**Work required**
Look through the lines below and extract any with the word "document".

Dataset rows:
# # #

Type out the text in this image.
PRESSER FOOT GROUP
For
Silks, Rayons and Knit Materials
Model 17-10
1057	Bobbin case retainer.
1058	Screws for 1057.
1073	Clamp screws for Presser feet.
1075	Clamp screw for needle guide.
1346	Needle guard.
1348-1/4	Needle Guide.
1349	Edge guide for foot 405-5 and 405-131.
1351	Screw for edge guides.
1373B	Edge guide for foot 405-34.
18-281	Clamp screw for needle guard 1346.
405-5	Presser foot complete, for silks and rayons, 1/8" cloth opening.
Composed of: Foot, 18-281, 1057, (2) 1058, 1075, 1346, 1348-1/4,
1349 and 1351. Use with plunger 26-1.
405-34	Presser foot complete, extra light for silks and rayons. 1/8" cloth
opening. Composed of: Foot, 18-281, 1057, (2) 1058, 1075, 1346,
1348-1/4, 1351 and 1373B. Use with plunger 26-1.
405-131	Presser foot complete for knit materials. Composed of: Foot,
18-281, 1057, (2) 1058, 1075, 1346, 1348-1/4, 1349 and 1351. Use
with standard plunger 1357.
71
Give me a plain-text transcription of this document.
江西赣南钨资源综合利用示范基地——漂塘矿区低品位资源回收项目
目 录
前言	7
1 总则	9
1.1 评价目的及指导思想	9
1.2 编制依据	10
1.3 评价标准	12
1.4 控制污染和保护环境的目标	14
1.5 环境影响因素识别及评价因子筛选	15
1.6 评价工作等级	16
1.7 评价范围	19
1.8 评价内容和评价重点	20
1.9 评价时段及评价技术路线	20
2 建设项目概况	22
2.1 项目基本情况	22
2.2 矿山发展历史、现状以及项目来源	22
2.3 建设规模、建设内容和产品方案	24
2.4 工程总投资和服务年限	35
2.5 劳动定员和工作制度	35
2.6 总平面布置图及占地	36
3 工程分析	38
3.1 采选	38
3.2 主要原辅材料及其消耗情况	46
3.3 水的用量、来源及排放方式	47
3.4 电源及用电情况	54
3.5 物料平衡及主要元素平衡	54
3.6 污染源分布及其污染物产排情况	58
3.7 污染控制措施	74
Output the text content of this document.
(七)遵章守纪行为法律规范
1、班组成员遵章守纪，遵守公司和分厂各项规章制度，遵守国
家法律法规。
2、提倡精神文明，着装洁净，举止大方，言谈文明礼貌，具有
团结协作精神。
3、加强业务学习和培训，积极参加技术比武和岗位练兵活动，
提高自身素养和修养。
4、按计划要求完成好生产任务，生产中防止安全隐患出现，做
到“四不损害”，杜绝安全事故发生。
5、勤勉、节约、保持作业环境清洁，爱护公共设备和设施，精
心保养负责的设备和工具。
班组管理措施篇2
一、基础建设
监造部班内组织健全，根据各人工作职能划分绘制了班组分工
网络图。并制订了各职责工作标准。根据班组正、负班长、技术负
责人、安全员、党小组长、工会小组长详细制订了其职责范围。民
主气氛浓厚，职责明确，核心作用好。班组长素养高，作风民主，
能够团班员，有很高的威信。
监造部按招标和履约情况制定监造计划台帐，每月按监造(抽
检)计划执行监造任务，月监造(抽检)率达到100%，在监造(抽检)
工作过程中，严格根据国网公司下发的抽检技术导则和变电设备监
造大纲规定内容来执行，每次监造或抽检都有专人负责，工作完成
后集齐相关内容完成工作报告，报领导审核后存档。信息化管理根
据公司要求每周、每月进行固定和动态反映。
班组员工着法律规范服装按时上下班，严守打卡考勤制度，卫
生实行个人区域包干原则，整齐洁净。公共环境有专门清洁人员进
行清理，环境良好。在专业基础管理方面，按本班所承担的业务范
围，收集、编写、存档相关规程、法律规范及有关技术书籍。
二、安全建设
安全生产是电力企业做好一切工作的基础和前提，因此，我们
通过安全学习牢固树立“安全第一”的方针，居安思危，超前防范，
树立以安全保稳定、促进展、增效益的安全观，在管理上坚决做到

# # #

**The solution**
Give me a plain-text transcription of this document.
Output the text content of this document.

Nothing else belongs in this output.